RECORDS TO USE
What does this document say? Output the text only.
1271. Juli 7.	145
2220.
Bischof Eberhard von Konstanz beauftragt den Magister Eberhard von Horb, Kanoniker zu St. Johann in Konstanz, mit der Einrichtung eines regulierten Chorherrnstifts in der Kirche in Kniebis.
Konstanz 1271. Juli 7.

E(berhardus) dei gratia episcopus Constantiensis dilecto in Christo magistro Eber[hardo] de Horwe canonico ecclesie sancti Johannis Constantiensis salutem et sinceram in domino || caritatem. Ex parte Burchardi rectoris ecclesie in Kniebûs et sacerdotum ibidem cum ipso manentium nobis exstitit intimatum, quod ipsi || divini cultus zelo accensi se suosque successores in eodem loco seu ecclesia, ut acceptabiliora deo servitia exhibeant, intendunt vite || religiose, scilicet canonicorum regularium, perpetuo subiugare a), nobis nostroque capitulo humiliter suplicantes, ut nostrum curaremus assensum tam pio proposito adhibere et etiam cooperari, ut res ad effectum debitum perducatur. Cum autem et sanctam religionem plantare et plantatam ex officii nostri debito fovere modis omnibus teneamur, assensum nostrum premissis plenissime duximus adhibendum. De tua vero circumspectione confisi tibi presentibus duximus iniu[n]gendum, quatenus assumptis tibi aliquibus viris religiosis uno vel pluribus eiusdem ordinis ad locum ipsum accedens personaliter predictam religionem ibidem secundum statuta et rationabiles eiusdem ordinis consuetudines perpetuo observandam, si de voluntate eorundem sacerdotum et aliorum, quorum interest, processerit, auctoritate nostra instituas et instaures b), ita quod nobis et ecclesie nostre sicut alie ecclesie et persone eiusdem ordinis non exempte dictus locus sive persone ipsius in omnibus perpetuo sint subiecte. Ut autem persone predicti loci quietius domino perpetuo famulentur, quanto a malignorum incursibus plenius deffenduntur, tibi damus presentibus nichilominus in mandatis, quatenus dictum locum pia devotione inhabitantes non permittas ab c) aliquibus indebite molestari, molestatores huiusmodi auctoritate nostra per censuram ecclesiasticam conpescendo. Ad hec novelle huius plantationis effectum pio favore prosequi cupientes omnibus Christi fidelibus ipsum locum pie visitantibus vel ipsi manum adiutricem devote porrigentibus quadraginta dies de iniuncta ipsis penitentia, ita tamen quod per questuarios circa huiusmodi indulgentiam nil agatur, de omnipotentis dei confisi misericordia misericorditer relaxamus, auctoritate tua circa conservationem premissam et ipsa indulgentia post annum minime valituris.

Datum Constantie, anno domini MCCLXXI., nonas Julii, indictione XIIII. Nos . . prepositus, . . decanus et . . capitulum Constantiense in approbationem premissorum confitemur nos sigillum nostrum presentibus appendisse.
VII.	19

SHORT TASK
Copy all the records above precisely.

PROBLEM SOLUTION
What does this document say? Output the text only.
1271. Juli 7.	145
2220.
Bischof Eberhard von Konstanz beauftragt den Magister Eberhard von Horb, Kanoniker zu St. Johann in Konstanz, mit der Einrichtung eines regulierten Chorherrnstifts in der Kirche in Kniebis.
Konstanz 1271. Juli 7.

E(berhardus) dei gratia episcopus Constantiensis dilecto in Christo magistro Eber[hardo] de Horwe canonico ecclesie sancti Johannis Constantiensis salutem et sinceram in domino || caritatem. Ex parte Burchardi rectoris ecclesie in Kniebûs et sacerdotum ibidem cum ipso manentium nobis exstitit intimatum, quod ipsi || divini cultus zelo accensi se suosque successores in eodem loco seu ecclesia, ut acceptabiliora deo servitia exhibeant, intendunt vite || religiose, scilicet canonicorum regularium, perpetuo subiugare a), nobis nostroque capitulo humiliter suplicantes, ut nostrum curaremus assensum tam pio proposito adhibere et etiam cooperari, ut res ad effectum debitum perducatur. Cum autem et sanctam religionem plantare et plantatam ex officii nostri debito fovere modis omnibus teneamur, assensum nostrum premissis plenissime duximus adhibendum. De tua vero circumspectione confisi tibi presentibus duximus iniu[n]gendum, quatenus assumptis tibi aliquibus viris religiosis uno vel pluribus eiusdem ordinis ad locum ipsum accedens personaliter predictam religionem ibidem secundum statuta et rationabiles eiusdem ordinis consuetudines perpetuo observandam, si de voluntate eorundem sacerdotum et aliorum, quorum interest, processerit, auctoritate nostra instituas et instaures b), ita quod nobis et ecclesie nostre sicut alie ecclesie et persone eiusdem ordinis non exempte dictus locus sive persone ipsius in omnibus perpetuo sint subiecte. Ut autem persone predicti loci quietius domino perpetuo famulentur, quanto a malignorum incursibus plenius deffenduntur, tibi damus presentibus nichilominus in mandatis, quatenus dictum locum pia devotione inhabitantes non permittas ab c) aliquibus indebite molestari, molestatores huiusmodi auctoritate nostra per censuram ecclesiasticam conpescendo. Ad hec novelle huius plantationis effectum pio favore prosequi cupientes omnibus Christi fidelibus ipsum locum pie visitantibus vel ipsi manum adiutricem devote porrigentibus quadraginta dies de iniuncta ipsis penitentia, ita tamen quod per questuarios circa huiusmodi indulgentiam nil agatur, de omnipotentis dei confisi misericordia misericorditer relaxamus, auctoritate tua circa conservationem premissam et ipsa indulgentia post annum minime valituris.

Datum Constantie, anno domini MCCLXXI., nonas Julii, indictione XIIII. Nos . . prepositus, . . decanus et . . capitulum Constantiense in approbationem premissorum confitemur nos sigillum nostrum presentibus appendisse.
VII.	19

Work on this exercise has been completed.